[EXERCISE PROMPT] Set out the data from its start through the line containing "arrow (360, 324, 393, 348)", inclusive, as a Markdown table with a Row column for the row number and a Line column for the line itself, omitting any blank lines.
[GIVEN DATA start]
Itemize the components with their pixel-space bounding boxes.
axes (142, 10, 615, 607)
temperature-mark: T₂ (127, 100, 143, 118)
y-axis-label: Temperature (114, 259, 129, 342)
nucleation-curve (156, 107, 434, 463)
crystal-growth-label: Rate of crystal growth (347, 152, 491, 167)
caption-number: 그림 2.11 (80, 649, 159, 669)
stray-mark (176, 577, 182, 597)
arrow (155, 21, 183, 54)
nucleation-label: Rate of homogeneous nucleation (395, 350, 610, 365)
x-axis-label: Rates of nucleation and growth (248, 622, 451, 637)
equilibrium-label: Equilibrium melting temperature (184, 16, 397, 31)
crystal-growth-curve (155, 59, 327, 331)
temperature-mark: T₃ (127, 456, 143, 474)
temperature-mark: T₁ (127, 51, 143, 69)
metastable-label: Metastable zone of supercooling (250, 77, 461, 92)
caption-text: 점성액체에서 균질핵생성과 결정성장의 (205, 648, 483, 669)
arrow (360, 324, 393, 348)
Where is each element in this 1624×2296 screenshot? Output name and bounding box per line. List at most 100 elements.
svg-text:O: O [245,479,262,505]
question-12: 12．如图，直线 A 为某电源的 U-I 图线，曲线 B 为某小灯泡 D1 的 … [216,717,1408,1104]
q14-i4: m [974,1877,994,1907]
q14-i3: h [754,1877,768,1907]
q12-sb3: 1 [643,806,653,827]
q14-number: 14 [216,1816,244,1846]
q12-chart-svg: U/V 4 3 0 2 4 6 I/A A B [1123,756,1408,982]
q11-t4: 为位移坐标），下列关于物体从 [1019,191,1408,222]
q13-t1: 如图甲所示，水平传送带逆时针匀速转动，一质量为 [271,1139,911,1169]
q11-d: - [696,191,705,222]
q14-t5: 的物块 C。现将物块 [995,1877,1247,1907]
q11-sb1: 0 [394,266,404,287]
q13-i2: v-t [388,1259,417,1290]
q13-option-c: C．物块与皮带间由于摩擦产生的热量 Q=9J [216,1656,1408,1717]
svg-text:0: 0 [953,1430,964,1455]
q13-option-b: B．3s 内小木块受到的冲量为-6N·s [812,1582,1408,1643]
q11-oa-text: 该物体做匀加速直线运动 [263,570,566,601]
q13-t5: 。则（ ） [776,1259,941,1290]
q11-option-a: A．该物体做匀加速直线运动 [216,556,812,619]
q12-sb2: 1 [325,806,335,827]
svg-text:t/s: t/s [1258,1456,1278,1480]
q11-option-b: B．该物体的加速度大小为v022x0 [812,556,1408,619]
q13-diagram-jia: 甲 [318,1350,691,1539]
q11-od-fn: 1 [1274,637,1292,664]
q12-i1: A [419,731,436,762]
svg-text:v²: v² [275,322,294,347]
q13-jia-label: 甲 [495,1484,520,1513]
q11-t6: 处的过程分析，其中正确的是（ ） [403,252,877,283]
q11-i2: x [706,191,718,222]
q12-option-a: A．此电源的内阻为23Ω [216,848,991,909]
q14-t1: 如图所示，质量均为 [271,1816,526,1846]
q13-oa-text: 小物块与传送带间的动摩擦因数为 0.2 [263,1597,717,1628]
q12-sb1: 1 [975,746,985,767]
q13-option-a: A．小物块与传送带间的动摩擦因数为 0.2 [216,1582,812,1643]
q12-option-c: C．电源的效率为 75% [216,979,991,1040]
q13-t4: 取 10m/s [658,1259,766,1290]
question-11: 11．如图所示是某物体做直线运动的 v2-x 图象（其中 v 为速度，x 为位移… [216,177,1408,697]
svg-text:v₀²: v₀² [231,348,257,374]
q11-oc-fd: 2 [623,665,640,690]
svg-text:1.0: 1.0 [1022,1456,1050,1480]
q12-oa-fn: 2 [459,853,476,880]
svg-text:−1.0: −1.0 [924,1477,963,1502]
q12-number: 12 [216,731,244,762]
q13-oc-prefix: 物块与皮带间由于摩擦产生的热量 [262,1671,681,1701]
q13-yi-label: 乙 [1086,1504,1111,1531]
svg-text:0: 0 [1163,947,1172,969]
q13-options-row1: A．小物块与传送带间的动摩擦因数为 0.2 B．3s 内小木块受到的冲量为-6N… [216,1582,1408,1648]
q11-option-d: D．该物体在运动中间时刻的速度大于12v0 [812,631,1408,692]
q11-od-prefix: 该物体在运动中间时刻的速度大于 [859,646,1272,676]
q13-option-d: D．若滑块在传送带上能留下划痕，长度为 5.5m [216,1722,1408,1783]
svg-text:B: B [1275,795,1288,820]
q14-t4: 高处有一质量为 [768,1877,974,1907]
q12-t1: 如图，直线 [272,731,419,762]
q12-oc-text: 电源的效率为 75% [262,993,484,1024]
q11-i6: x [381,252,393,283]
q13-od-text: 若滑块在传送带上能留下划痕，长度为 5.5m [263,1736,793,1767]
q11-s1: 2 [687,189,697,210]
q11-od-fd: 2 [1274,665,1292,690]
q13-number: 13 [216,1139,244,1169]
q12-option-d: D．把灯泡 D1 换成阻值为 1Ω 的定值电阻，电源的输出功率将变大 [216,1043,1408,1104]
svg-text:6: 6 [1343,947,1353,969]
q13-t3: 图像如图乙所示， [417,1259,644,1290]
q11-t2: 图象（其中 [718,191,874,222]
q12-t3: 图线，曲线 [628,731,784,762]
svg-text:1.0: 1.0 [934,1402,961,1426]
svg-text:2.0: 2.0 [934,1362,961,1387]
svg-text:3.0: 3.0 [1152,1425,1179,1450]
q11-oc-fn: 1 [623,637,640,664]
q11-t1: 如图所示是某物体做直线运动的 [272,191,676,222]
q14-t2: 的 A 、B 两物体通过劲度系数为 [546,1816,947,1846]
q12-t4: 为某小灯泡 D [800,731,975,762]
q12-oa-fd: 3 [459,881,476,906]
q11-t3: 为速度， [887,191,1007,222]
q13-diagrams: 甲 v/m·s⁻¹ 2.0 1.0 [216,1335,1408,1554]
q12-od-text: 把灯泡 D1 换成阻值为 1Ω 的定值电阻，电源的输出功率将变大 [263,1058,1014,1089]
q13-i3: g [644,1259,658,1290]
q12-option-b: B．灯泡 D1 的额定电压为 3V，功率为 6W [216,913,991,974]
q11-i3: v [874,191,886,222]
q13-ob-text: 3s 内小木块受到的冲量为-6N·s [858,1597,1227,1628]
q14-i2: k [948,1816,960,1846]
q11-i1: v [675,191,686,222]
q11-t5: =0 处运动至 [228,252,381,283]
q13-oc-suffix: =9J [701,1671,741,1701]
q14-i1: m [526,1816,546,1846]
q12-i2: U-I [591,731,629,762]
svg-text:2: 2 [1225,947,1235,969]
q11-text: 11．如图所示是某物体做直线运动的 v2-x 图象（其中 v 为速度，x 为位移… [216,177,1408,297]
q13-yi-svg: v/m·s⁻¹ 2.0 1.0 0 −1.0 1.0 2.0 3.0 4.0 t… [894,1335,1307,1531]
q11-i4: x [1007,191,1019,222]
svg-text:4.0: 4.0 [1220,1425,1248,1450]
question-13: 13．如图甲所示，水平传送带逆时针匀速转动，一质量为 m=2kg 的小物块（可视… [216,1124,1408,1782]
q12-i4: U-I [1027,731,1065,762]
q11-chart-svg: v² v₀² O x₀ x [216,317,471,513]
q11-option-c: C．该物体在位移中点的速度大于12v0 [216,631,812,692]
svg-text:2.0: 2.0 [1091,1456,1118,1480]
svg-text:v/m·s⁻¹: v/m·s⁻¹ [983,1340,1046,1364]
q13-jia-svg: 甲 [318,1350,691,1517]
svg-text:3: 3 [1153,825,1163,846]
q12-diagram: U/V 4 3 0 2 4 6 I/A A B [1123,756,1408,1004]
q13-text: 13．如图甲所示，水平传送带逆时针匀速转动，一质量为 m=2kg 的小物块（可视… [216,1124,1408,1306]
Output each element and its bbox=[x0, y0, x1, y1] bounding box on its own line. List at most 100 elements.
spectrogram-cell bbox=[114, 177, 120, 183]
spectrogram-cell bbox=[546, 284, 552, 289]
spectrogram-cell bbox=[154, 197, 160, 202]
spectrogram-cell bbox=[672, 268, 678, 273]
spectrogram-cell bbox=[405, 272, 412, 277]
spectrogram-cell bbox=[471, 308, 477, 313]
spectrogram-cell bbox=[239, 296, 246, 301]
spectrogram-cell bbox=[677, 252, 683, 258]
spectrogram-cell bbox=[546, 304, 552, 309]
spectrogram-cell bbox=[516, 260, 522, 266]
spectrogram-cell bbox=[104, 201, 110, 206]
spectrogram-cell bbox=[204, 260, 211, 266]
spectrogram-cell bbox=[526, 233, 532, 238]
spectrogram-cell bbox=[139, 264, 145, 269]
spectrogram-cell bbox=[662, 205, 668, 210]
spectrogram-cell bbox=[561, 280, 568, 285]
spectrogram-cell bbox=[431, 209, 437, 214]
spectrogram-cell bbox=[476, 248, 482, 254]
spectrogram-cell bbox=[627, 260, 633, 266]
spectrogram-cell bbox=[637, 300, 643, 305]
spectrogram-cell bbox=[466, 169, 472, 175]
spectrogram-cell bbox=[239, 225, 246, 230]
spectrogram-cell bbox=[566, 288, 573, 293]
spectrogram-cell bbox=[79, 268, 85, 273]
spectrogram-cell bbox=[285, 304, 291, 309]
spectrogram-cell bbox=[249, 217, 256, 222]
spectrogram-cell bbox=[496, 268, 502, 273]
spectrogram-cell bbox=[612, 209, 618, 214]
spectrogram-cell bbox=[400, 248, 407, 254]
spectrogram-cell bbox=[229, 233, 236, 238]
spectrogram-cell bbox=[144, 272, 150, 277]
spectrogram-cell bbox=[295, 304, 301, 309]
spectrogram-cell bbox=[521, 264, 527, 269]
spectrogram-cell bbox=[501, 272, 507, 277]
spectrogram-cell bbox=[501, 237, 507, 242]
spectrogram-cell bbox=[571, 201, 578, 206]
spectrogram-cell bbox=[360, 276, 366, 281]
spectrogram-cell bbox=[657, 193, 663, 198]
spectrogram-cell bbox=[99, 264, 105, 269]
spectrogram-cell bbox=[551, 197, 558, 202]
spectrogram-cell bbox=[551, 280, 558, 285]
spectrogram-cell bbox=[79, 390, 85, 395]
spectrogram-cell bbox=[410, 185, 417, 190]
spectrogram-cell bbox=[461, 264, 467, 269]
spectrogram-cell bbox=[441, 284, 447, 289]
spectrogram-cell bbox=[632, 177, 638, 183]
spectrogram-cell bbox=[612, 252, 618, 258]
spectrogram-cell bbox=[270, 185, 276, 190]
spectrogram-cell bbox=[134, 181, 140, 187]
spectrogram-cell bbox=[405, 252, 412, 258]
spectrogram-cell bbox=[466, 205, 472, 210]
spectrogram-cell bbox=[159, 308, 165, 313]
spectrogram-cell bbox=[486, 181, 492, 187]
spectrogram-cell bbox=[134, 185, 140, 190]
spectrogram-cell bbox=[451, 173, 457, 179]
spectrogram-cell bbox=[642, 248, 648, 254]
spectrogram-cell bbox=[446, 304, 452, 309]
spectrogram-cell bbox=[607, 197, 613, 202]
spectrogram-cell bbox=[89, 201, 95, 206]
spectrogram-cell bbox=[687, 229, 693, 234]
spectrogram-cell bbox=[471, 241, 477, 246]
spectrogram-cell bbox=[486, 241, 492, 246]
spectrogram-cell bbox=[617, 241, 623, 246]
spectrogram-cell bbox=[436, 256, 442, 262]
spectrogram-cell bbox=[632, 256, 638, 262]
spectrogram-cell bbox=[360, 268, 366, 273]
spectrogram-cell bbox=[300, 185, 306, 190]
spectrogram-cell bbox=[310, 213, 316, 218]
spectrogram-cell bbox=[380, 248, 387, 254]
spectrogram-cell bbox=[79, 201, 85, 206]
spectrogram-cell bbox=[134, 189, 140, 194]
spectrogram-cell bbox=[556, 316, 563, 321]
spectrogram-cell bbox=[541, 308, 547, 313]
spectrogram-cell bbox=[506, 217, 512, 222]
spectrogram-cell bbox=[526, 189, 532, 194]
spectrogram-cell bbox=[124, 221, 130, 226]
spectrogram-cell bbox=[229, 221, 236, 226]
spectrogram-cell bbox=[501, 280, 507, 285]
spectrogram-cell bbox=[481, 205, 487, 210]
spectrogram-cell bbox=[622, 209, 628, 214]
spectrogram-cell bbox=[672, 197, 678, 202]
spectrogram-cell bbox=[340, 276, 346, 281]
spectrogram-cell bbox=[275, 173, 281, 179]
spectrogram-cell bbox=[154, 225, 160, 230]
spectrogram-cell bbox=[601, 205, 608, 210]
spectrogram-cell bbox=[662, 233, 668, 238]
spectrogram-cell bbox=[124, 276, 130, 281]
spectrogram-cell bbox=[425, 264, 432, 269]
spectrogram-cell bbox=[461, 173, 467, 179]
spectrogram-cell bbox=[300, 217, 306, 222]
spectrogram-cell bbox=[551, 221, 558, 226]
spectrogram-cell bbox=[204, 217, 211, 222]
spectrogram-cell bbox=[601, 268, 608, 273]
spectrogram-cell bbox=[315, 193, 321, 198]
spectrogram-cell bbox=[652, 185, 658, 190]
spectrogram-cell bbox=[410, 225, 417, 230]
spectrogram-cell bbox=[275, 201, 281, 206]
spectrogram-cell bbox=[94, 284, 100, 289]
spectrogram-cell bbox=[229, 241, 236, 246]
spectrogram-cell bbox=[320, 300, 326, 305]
[GIVEN DATA end]
[EXERCISE SOLUTION]
| Row | Line |
|---|---|
| 1 | Itemize the components with their pixel-space bounding boxes. |
| 2 | axes (142, 10, 615, 607) |
| 3 | temperature-mark: T₂ (127, 100, 143, 118) |
| 4 | y-axis-label: Temperature (114, 259, 129, 342) |
| 5 | nucleation-curve (156, 107, 434, 463) |
| 6 | crystal-growth-label: Rate of crystal growth (347, 152, 491, 167) |
| 7 | caption-number: 그림 2.11 (80, 649, 159, 669) |
| 8 | stray-mark (176, 577, 182, 597) |
| 9 | arrow (155, 21, 183, 54) |
| 10 | nucleation-label: Rate of homogeneous nucleation (395, 350, 610, 365) |
| 11 | x-axis-label: Rates of nucleation and growth (248, 622, 451, 637) |
| 12 | equilibrium-label: Equilibrium melting temperature (184, 16, 397, 31) |
| 13 | crystal-growth-curve (155, 59, 327, 331) |
| 14 | temperature-mark: T₃ (127, 456, 143, 474) |
| 15 | temperature-mark: T₁ (127, 51, 143, 69) |
| 16 | metastable-label: Metastable zone of supercooling (250, 77, 461, 92) |
| 17 | caption-text: 점성액체에서 균질핵생성과 결정성장의 (205, 648, 483, 669) |
| 18 | arrow (360, 324, 393, 348) |